▶ [What you are asked to do]:
Copy out all lines in the data below containing the string "МУЗЕЙ".

::: Supplied entries :::

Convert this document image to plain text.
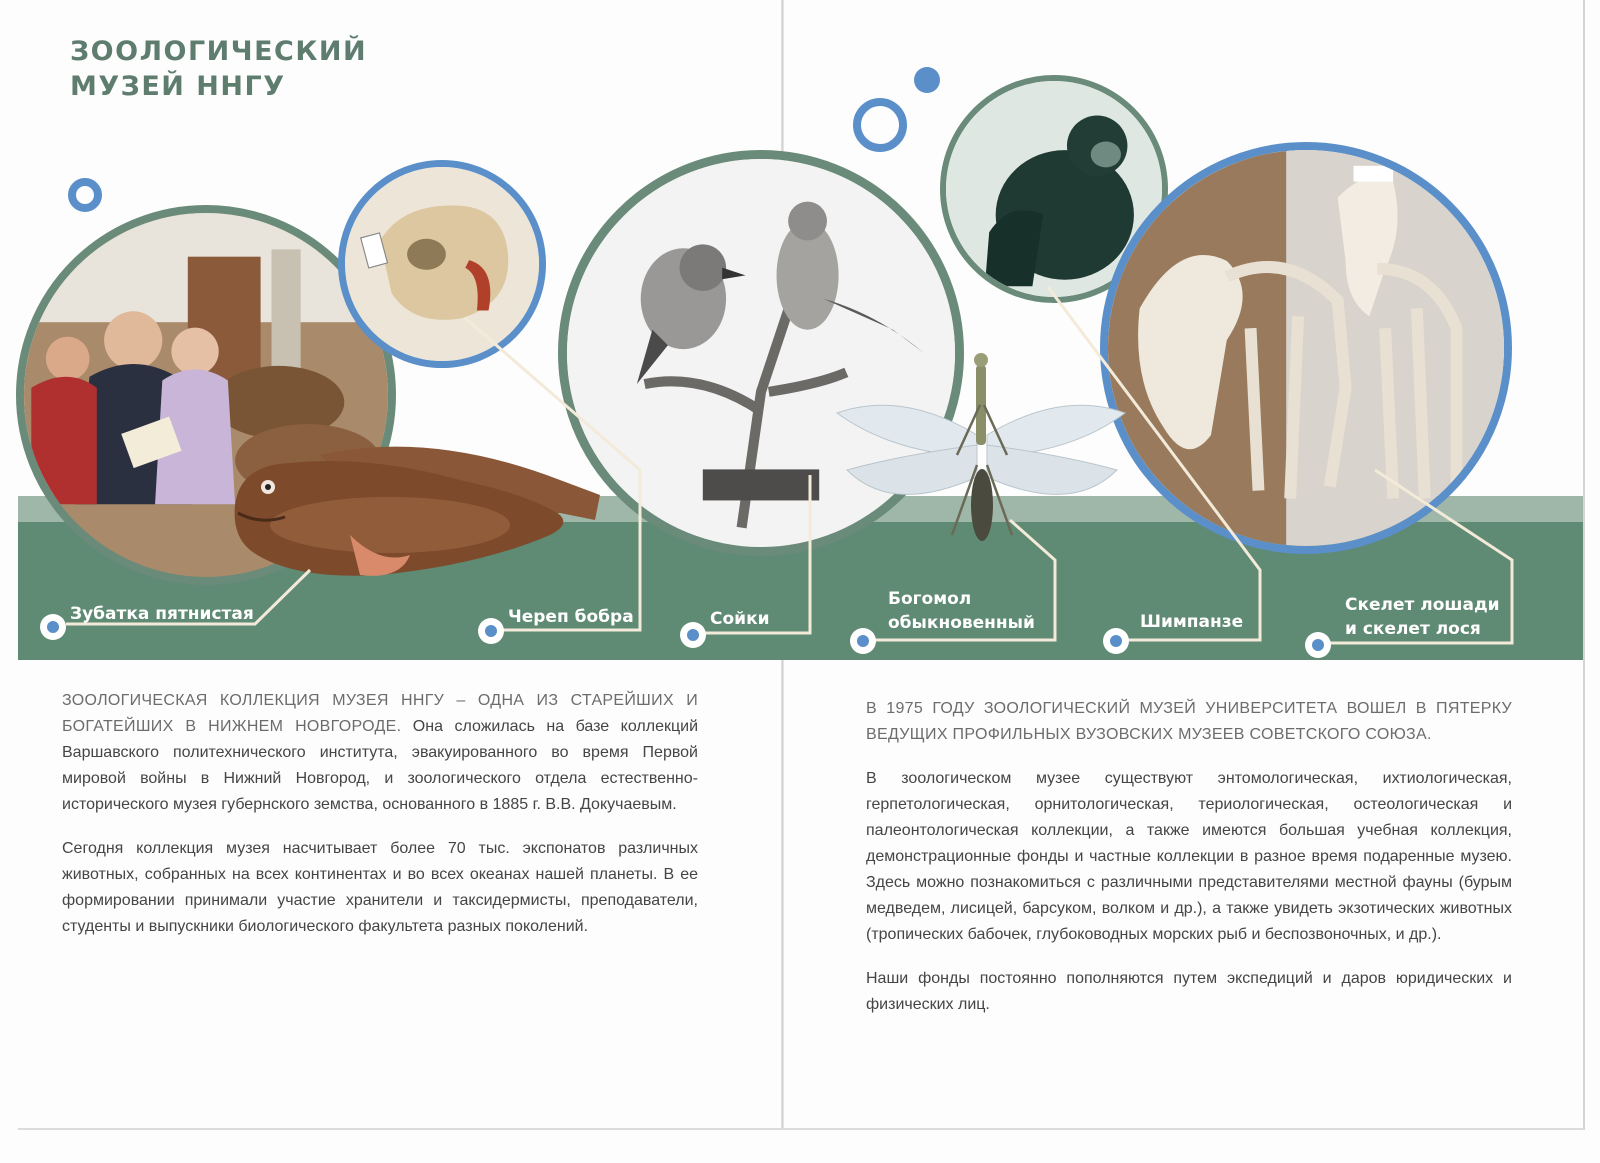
ЗООЛОГИЧЕСКИЙ
МУЗЕЙ ННГУ
Зубатка пятнистая	Череп бобра	Сойки
Богомол
обыкновенный	Шимпанзе
Скелет лошади
и скелет лося

ЗООЛОГИЧЕСКАЯ КОЛЛЕКЦИЯ МУЗЕЯ ННГУ – ОДНА ИЗ СТАРЕЙШИХ И БОГАТЕЙШИХ В НИЖНЕМ НОВГОРОДЕ. Она сложилась на базе коллекций Варшавского политехнического института, эвакуированного во время Первой мировой войны в Нижний Новгород, и зоологического отдела естественно-исторического музея губернского земства, основанного в 1885 г. В.В. Докучаевым.

Сегодня коллекция музея насчитывает более 70 тыс. экспонатов различных животных, собранных на всех континентах и во всех океанах нашей планеты. В ее формировании принимали участие хранители и таксидермисты, преподаватели, студенты и выпускники биологического факультета разных поколений.

В 1975 ГОДУ ЗООЛОГИЧЕСКИЙ МУЗЕЙ УНИВЕРСИТЕТА ВОШЕЛ В ПЯТЕРКУ ВЕДУЩИХ ПРОФИЛЬНЫХ ВУЗОВСКИХ МУЗЕЕВ СОВЕТСКОГО СОЮЗА.

В зоологическом музее существуют энтомологическая, ихтиологическая, герпетологическая, орнитологическая, териологическая, остеологическая и палеонтологическая коллекции, а также имеются большая учебная коллекция, демонстрационные фонды и частные коллекции в разное время подаренные музею. Здесь можно познакомиться с различными представителями местной фауны (бурым медведем, лисицей, барсуком, волком и др.), а также увидеть экзотических животных (тропических бабочек, глубоководных морских рыб и беспозвоночных, и др.).

Наши фонды постоянно пополняются путем экспедиций и даров юридических и физических лиц.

:::

▶ [Problem solution]:
МУЗЕЙ ННГУ
В 1975 ГОДУ ЗООЛОГИЧЕСКИЙ МУЗЕЙ УНИВЕРСИТЕТА ВОШЕЛ В ПЯТЕРКУ ВЕДУЩИХ ПРОФИЛЬНЫХ ВУЗОВСКИХ МУЗЕЕВ СОВЕТСКОГО СОЮЗА.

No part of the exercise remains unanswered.